▶ TASK REQUIREMENTS
Pick out every line that holds the string "Water" and copy it.

▶ RAW DATA
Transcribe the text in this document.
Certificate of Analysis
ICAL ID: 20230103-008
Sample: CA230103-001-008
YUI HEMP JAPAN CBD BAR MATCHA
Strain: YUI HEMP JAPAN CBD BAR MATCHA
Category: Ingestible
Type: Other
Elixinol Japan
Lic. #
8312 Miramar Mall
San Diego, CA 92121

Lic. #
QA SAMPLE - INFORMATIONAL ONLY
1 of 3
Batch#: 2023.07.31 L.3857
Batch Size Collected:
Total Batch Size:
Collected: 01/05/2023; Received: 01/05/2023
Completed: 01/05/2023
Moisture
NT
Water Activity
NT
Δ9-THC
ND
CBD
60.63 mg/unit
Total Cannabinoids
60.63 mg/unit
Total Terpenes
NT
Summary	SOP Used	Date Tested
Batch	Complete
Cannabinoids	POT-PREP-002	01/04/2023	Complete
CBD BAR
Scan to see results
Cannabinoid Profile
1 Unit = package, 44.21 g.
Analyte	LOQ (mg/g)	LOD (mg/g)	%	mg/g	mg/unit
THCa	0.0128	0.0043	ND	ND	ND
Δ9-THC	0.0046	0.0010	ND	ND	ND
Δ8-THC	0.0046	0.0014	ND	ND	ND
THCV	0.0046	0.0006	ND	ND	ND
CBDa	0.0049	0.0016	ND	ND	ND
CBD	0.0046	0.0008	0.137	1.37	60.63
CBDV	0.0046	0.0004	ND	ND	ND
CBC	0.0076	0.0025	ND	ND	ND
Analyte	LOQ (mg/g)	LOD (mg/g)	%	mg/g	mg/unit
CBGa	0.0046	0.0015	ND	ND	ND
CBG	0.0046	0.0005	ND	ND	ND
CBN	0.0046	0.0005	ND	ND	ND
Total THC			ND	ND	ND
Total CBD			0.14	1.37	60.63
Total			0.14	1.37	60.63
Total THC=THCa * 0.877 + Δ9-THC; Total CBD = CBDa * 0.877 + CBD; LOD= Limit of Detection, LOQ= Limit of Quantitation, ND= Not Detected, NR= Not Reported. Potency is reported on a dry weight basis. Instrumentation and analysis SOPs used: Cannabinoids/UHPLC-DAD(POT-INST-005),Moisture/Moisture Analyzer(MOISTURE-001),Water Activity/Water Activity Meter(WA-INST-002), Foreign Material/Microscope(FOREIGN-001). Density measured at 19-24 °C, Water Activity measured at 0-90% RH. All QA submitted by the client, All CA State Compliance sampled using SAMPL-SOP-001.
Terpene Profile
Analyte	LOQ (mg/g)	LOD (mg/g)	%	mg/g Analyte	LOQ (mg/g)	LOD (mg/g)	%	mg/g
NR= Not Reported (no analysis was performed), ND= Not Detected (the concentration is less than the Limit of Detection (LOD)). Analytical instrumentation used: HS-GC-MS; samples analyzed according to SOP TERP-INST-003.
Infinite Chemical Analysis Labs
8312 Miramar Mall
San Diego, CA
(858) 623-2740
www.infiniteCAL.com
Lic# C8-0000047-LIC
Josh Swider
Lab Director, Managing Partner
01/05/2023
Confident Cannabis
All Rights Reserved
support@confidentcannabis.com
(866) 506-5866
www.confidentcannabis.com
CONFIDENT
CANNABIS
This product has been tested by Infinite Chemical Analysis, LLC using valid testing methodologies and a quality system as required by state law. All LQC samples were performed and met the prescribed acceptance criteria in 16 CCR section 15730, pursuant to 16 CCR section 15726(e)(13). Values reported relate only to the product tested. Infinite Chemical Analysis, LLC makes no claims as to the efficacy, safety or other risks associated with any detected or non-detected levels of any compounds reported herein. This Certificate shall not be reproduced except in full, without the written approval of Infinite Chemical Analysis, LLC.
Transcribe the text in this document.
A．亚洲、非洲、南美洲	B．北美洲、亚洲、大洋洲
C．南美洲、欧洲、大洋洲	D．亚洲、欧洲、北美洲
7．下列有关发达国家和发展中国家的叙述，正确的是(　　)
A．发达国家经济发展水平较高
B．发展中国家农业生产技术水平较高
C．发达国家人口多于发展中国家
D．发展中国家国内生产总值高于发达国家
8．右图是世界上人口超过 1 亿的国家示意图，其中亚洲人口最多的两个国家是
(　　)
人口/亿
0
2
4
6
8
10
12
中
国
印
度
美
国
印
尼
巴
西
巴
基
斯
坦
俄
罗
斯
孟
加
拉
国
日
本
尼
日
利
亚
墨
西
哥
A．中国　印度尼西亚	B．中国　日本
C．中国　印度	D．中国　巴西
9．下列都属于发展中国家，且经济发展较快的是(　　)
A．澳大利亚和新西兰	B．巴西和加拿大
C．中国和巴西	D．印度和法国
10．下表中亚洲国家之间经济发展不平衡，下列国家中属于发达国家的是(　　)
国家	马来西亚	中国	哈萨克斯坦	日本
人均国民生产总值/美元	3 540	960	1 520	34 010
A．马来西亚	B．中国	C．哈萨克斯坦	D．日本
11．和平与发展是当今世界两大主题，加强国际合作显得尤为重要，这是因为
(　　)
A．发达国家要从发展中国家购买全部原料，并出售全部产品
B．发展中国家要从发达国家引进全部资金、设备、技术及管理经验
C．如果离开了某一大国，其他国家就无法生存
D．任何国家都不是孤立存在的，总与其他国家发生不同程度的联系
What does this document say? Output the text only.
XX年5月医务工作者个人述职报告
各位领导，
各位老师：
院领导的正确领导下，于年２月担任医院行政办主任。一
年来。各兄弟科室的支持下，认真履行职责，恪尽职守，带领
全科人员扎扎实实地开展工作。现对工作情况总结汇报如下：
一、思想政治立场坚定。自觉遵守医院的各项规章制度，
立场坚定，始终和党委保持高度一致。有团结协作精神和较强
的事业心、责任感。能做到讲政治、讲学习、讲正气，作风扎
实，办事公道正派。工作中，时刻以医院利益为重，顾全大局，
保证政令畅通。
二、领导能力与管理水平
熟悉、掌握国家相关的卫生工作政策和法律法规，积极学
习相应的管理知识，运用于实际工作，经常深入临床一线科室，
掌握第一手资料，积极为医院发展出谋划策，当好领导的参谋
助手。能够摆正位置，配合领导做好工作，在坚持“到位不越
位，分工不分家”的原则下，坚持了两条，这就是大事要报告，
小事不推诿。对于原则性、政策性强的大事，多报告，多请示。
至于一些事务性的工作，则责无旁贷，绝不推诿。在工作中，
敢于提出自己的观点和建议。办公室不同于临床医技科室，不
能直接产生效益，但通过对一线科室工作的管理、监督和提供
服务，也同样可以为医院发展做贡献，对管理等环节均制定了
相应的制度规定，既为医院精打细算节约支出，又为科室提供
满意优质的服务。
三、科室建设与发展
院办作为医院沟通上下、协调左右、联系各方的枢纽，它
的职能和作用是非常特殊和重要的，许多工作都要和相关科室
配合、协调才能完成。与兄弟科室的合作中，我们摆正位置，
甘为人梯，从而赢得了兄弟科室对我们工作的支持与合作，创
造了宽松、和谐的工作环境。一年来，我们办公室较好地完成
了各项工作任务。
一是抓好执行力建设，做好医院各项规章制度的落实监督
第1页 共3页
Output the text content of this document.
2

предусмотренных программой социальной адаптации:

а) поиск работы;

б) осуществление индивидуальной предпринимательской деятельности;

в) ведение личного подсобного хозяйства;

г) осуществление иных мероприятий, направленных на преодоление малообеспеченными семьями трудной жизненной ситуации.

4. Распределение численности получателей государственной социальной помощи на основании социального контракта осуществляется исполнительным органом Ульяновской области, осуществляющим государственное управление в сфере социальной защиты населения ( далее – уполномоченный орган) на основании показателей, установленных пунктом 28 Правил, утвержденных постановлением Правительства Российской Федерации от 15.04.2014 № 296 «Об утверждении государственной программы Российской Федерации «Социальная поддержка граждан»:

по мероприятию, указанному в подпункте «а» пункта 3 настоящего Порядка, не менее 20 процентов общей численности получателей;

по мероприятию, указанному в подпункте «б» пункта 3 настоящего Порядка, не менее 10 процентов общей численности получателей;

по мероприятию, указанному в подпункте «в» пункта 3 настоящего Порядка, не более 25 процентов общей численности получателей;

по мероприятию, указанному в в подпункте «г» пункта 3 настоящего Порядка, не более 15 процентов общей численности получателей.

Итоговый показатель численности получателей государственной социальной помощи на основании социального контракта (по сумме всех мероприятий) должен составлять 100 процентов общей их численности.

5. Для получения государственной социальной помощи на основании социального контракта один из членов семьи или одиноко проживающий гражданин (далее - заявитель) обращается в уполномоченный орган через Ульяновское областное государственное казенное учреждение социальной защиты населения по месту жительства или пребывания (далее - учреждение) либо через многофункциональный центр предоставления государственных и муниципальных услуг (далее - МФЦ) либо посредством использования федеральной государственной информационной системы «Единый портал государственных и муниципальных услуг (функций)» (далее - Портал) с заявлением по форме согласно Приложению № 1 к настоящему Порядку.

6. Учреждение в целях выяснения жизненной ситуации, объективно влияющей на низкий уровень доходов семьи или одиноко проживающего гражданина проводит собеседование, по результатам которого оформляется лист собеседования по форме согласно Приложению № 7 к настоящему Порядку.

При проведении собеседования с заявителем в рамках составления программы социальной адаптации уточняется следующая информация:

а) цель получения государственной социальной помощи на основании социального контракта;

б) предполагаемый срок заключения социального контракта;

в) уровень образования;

▶ EXERCISE SOLUTION
Water Activity
Total THC=THCa * 0.877 + Δ9-THC; Total CBD = CBDa * 0.877 + CBD; LOD= Limit of Detection, LOQ= Limit of Quantitation, ND= Not Detected, NR= Not Reported. Potency is reported on a dry weight basis. Instrumentation and analysis SOPs used: Cannabinoids/UHPLC-DAD(POT-INST-005),Moisture/Moisture Analyzer(MOISTURE-001),Water Activity/Water Activity Meter(WA-INST-002), Foreign Material/Microscope(FOREIGN-001). Density measured at 19-24 °C, Water Activity measured at 0-90% RH. All QA submitted by the client, All CA State Compliance sampled using SAMPL-SOP-001.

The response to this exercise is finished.